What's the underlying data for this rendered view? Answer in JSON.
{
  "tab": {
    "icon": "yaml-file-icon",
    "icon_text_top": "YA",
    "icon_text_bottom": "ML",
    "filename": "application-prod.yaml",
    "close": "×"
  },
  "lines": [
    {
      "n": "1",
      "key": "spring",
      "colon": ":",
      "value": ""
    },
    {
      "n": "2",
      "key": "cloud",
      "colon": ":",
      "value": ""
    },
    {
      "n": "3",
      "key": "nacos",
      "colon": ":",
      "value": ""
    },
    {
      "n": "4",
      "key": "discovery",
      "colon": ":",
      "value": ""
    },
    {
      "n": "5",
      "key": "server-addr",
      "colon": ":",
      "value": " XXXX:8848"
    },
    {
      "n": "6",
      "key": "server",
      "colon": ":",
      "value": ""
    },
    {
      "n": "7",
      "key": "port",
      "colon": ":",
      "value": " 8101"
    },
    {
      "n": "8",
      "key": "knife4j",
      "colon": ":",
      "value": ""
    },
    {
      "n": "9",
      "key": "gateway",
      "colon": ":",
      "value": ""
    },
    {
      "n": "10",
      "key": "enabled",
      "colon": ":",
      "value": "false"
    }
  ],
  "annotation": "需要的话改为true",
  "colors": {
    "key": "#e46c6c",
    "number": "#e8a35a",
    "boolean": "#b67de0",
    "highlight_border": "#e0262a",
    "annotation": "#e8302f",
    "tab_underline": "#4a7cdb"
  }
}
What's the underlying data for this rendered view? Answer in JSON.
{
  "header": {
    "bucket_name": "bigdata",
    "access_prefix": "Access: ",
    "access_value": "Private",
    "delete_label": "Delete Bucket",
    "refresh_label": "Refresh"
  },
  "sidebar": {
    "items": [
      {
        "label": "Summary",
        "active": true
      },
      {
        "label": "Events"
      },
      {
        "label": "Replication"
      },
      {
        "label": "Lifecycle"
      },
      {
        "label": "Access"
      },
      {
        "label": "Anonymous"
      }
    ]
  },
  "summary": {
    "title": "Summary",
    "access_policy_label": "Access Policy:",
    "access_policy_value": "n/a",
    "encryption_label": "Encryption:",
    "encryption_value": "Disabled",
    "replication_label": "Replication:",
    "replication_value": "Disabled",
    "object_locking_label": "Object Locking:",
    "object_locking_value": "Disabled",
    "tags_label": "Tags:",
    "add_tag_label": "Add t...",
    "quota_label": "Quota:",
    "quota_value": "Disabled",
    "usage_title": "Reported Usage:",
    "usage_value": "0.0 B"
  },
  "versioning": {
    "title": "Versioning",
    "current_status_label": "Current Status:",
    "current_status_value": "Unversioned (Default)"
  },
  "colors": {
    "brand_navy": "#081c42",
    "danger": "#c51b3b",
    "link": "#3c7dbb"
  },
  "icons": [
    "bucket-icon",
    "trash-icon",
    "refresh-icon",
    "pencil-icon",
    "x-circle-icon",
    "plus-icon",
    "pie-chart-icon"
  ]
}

REQUIRED TASK
Copy all of the data. Keep every word exactly as it is.

SOLUTION TO THIS PROBLEM
What's the underlying data for this rendered view? Answer in JSON.
{
  "tab": {
    "icon": "yaml-file-icon",
    "icon_text_top": "YA",
    "icon_text_bottom": "ML",
    "filename": "application-prod.yaml",
    "close": "×"
  },
  "lines": [
    {
      "n": "1",
      "key": "spring",
      "colon": ":",
      "value": ""
    },
    {
      "n": "2",
      "key": "cloud",
      "colon": ":",
      "value": ""
    },
    {
      "n": "3",
      "key": "nacos",
      "colon": ":",
      "value": ""
    },
    {
      "n": "4",
      "key": "discovery",
      "colon": ":",
      "value": ""
    },
    {
      "n": "5",
      "key": "server-addr",
      "colon": ":",
      "value": " XXXX:8848"
    },
    {
      "n": "6",
      "key": "server",
      "colon": ":",
      "value": ""
    },
    {
      "n": "7",
      "key": "port",
      "colon": ":",
      "value": " 8101"
    },
    {
      "n": "8",
      "key": "knife4j",
      "colon": ":",
      "value": ""
    },
    {
      "n": "9",
      "key": "gateway",
      "colon": ":",
      "value": ""
    },
    {
      "n": "10",
      "key": "enabled",
      "colon": ":",
      "value": "false"
    }
  ],
  "annotation": "需要的话改为true",
  "colors": {
    "key": "#e46c6c",
    "number": "#e8a35a",
    "boolean": "#b67de0",
    "highlight_border": "#e0262a",
    "annotation": "#e8302f",
    "tab_underline": "#4a7cdb"
  }
}
What's the underlying data for this rendered view? Answer in JSON.
{
  "header": {
    "bucket_name": "bigdata",
    "access_prefix": "Access: ",
    "access_value": "Private",
    "delete_label": "Delete Bucket",
    "refresh_label": "Refresh"
  },
  "sidebar": {
    "items": [
      {
        "label": "Summary",
        "active": true
      },
      {
        "label": "Events"
      },
      {
        "label": "Replication"
      },
      {
        "label": "Lifecycle"
      },
      {
        "label": "Access"
      },
      {
        "label": "Anonymous"
      }
    ]
  },
  "summary": {
    "title": "Summary",
    "access_policy_label": "Access Policy:",
    "access_policy_value": "n/a",
    "encryption_label": "Encryption:",
    "encryption_value": "Disabled",
    "replication_label": "Replication:",
    "replication_value": "Disabled",
    "object_locking_label": "Object Locking:",
    "object_locking_value": "Disabled",
    "tags_label": "Tags:",
    "add_tag_label": "Add t...",
    "quota_label": "Quota:",
    "quota_value": "Disabled",
    "usage_title": "Reported Usage:",
    "usage_value": "0.0 B"
  },
  "versioning": {
    "title": "Versioning",
    "current_status_label": "Current Status:",
    "current_status_value": "Unversioned (Default)"
  },
  "colors": {
    "brand_navy": "#081c42",
    "danger": "#c51b3b",
    "link": "#3c7dbb"
  },
  "icons": [
    "bucket-icon",
    "trash-icon",
    "refresh-icon",
    "pencil-icon",
    "x-circle-icon",
    "plus-icon",
    "pie-chart-icon"
  ]
}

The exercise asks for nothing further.